→ **The exercise**: Reproduce every record exactly as it appears, but not the pictures.

→ **Data records**:
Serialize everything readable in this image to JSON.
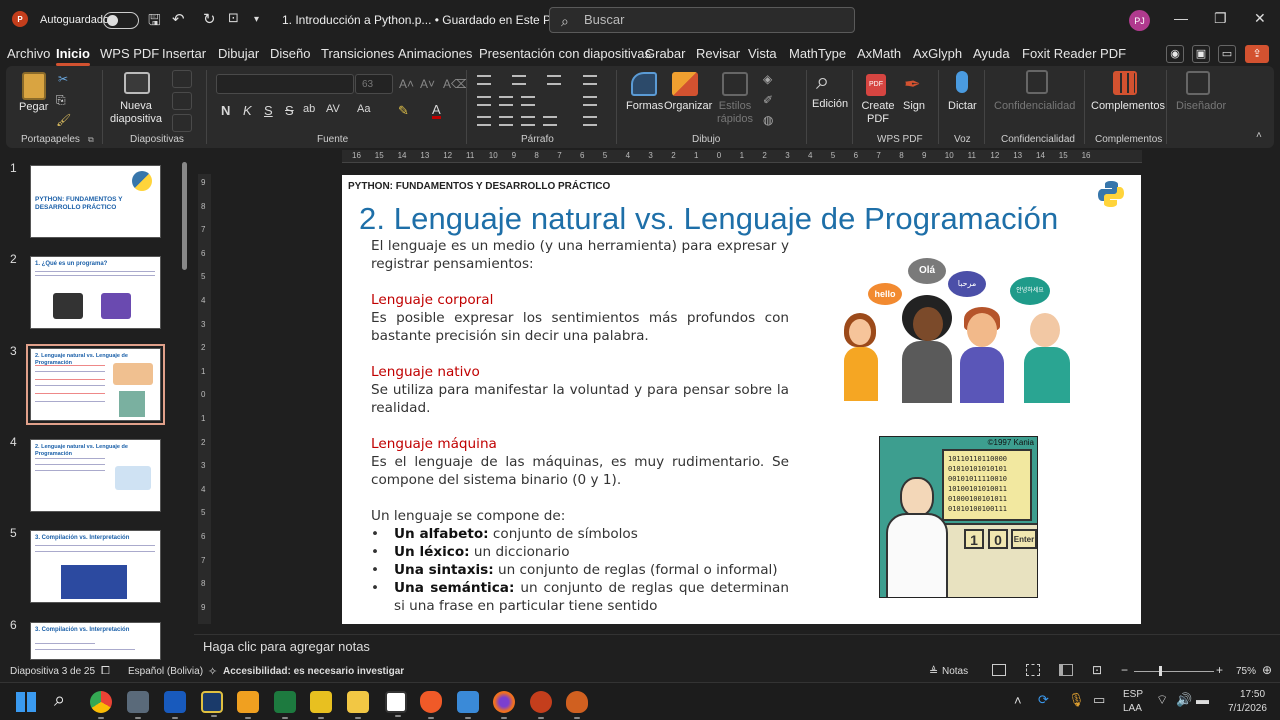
{
  "titlebar": {
    "logo": "P",
    "autosave_label": "Autoguardado",
    "doc_title": "1. Introducción a Python.p...  •  Guardado en Este PC",
    "search_placeholder": "Buscar",
    "avatar_initials": "PJ"
  },
  "menu": [
    "Archivo",
    "Inicio",
    "WPS PDF",
    "Insertar",
    "Dibujar",
    "Diseño",
    "Transiciones",
    "Animaciones",
    "Presentación con diapositivas",
    "Grabar",
    "Revisar",
    "Vista",
    "MathType",
    "AxMath",
    "AxGlyph",
    "Ayuda",
    "Foxit Reader PDF"
  ],
  "ribbon": {
    "paste": "Pegar",
    "new_slide": "Nueva diapositiva",
    "font_size": "63",
    "shapes": "Formas",
    "arrange": "Organizar",
    "quick_styles": "Estilos rápidos",
    "editing": "Edición",
    "create_pdf": "Create PDF",
    "sign": "Sign",
    "dictate": "Dictar",
    "confidentiality": "Confidencialidad",
    "addins": "Complementos",
    "designer": "Diseñador",
    "groups": {
      "clipboard": "Portapapeles",
      "slides": "Diapositivas",
      "font": "Fuente",
      "paragraph": "Párrafo",
      "drawing": "Dibujo",
      "wps_pdf": "WPS PDF",
      "voice": "Voz",
      "confidentiality": "Confidencialidad",
      "addins": "Complementos"
    }
  },
  "thumbnails": [
    {
      "num": "1",
      "title": "PYTHON: FUNDAMENTOS Y DESARROLLO PRÁCTICO"
    },
    {
      "num": "2",
      "title": "1. ¿Qué es un programa?"
    },
    {
      "num": "3",
      "title": "2. Lenguaje natural vs. Lenguaje de Programación"
    },
    {
      "num": "4",
      "title": "2. Lenguaje natural vs. Lenguaje de Programación"
    },
    {
      "num": "5",
      "title": "3. Compilación vs. Interpretación"
    },
    {
      "num": "6",
      "title": "3. Compilación vs. Interpretación"
    }
  ],
  "slide": {
    "header": "PYTHON: FUNDAMENTOS Y DESARROLLO PRÁCTICO",
    "title": "2. Lenguaje natural vs. Lenguaje de Programación",
    "intro": "El lenguaje es un medio (y una herramienta) para expresar y registrar pensamientos:",
    "h1": "Lenguaje corporal",
    "p1": "Es posible expresar los sentimientos más profundos con bastante precisión sin decir una palabra.",
    "h2": "Lenguaje nativo",
    "p2": "Se utiliza para manifestar la voluntad y para pensar sobre la realidad.",
    "h3": "Lenguaje máquina",
    "p3": "Es el lenguaje de las máquinas, es muy rudimentario. Se compone del sistema binario (0 y 1).",
    "compose": "Un lenguaje se compone de:",
    "bullets": [
      {
        "term": "Un alfabeto:",
        "desc": " conjunto de símbolos"
      },
      {
        "term": "Un léxico:",
        "desc": " un diccionario"
      },
      {
        "term": "Una sintaxis:",
        "desc": " un conjunto de reglas (formal o informal)"
      },
      {
        "term": "Una semántica:",
        "desc": " un conjunto de reglas que determinan si una frase en particular tiene sentido"
      }
    ],
    "bubbles": [
      "hello",
      "Olá",
      "مرحبا",
      "안녕하세요"
    ],
    "cartoon_copyright": "©1997 Kania",
    "cartoon_keys": [
      "1",
      "0",
      "Enter"
    ],
    "binary_lines": [
      "10110110110000",
      "01010101010101",
      "00101011110010",
      "10100101010011",
      "01000100101011",
      "01010100100111"
    ]
  },
  "notes_placeholder": "Haga clic para agregar notas",
  "status": {
    "slide_count": "Diapositiva 3 de 25",
    "language": "Español (Bolivia)",
    "accessibility": "Accesibilidad: es necesario investigar",
    "notes": "Notas",
    "zoom": "75%"
  },
  "taskbar": {
    "lang_top": "ESP",
    "lang_bottom": "LAA",
    "time": "17:50",
    "date": "7/1/2026"
  }
}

→ **Answer to this exercise**:
Serialize everything readable in this image to JSON.
{
  "titlebar": {
    "logo": "P",
    "autosave_label": "Autoguardado",
    "doc_title": "1. Introducción a Python.p...  •  Guardado en Este PC",
    "search_placeholder": "Buscar",
    "avatar_initials": "PJ"
  },
  "menu": [
    "Archivo",
    "Inicio",
    "WPS PDF",
    "Insertar",
    "Dibujar",
    "Diseño",
    "Transiciones",
    "Animaciones",
    "Presentación con diapositivas",
    "Grabar",
    "Revisar",
    "Vista",
    "MathType",
    "AxMath",
    "AxGlyph",
    "Ayuda",
    "Foxit Reader PDF"
  ],
  "ribbon": {
    "paste": "Pegar",
    "new_slide": "Nueva diapositiva",
    "font_size": "63",
    "shapes": "Formas",
    "arrange": "Organizar",
    "quick_styles": "Estilos rápidos",
    "editing": "Edición",
    "create_pdf": "Create PDF",
    "sign": "Sign",
    "dictate": "Dictar",
    "confidentiality": "Confidencialidad",
    "addins": "Complementos",
    "designer": "Diseñador",
    "groups": {
      "clipboard": "Portapapeles",
      "slides": "Diapositivas",
      "font": "Fuente",
      "paragraph": "Párrafo",
      "drawing": "Dibujo",
      "wps_pdf": "WPS PDF",
      "voice": "Voz",
      "confidentiality": "Confidencialidad",
      "addins": "Complementos"
    }
  },
  "thumbnails": [
    {
      "num": "1",
      "title": "PYTHON: FUNDAMENTOS Y DESARROLLO PRÁCTICO"
    },
    {
      "num": "2",
      "title": "1. ¿Qué es un programa?"
    },
    {
      "num": "3",
      "title": "2. Lenguaje natural vs. Lenguaje de Programación"
    },
    {
      "num": "4",
      "title": "2. Lenguaje natural vs. Lenguaje de Programación"
    },
    {
      "num": "5",
      "title": "3. Compilación vs. Interpretación"
    },
    {
      "num": "6",
      "title": "3. Compilación vs. Interpretación"
    }
  ],
  "slide": {
    "header": "PYTHON: FUNDAMENTOS Y DESARROLLO PRÁCTICO",
    "title": "2. Lenguaje natural vs. Lenguaje de Programación",
    "intro": "El lenguaje es un medio (y una herramienta) para expresar y registrar pensamientos:",
    "h1": "Lenguaje corporal",
    "p1": "Es posible expresar los sentimientos más profundos con bastante precisión sin decir una palabra.",
    "h2": "Lenguaje nativo",
    "p2": "Se utiliza para manifestar la voluntad y para pensar sobre la realidad.",
    "h3": "Lenguaje máquina",
    "p3": "Es el lenguaje de las máquinas, es muy rudimentario. Se compone del sistema binario (0 y 1).",
    "compose": "Un lenguaje se compone de:",
    "bullets": [
      {
        "term": "Un alfabeto:",
        "desc": " conjunto de símbolos"
      },
      {
        "term": "Un léxico:",
        "desc": " un diccionario"
      },
      {
        "term": "Una sintaxis:",
        "desc": " un conjunto de reglas (formal o informal)"
      },
      {
        "term": "Una semántica:",
        "desc": " un conjunto de reglas que determinan si una frase en particular tiene sentido"
      }
    ],
    "bubbles": [
      "hello",
      "Olá",
      "مرحبا",
      "안녕하세요"
    ],
    "cartoon_copyright": "©1997 Kania",
    "cartoon_keys": [
      "1",
      "0",
      "Enter"
    ],
    "binary_lines": [
      "10110110110000",
      "01010101010101",
      "00101011110010",
      "10100101010011",
      "01000100101011",
      "01010100100111"
    ]
  },
  "notes_placeholder": "Haga clic para agregar notas",
  "status": {
    "slide_count": "Diapositiva 3 de 25",
    "language": "Español (Bolivia)",
    "accessibility": "Accesibilidad: es necesario investigar",
    "notes": "Notas",
    "zoom": "75%"
  },
  "taskbar": {
    "lang_top": "ESP",
    "lang_bottom": "LAA",
    "time": "17:50",
    "date": "7/1/2026"
  }
}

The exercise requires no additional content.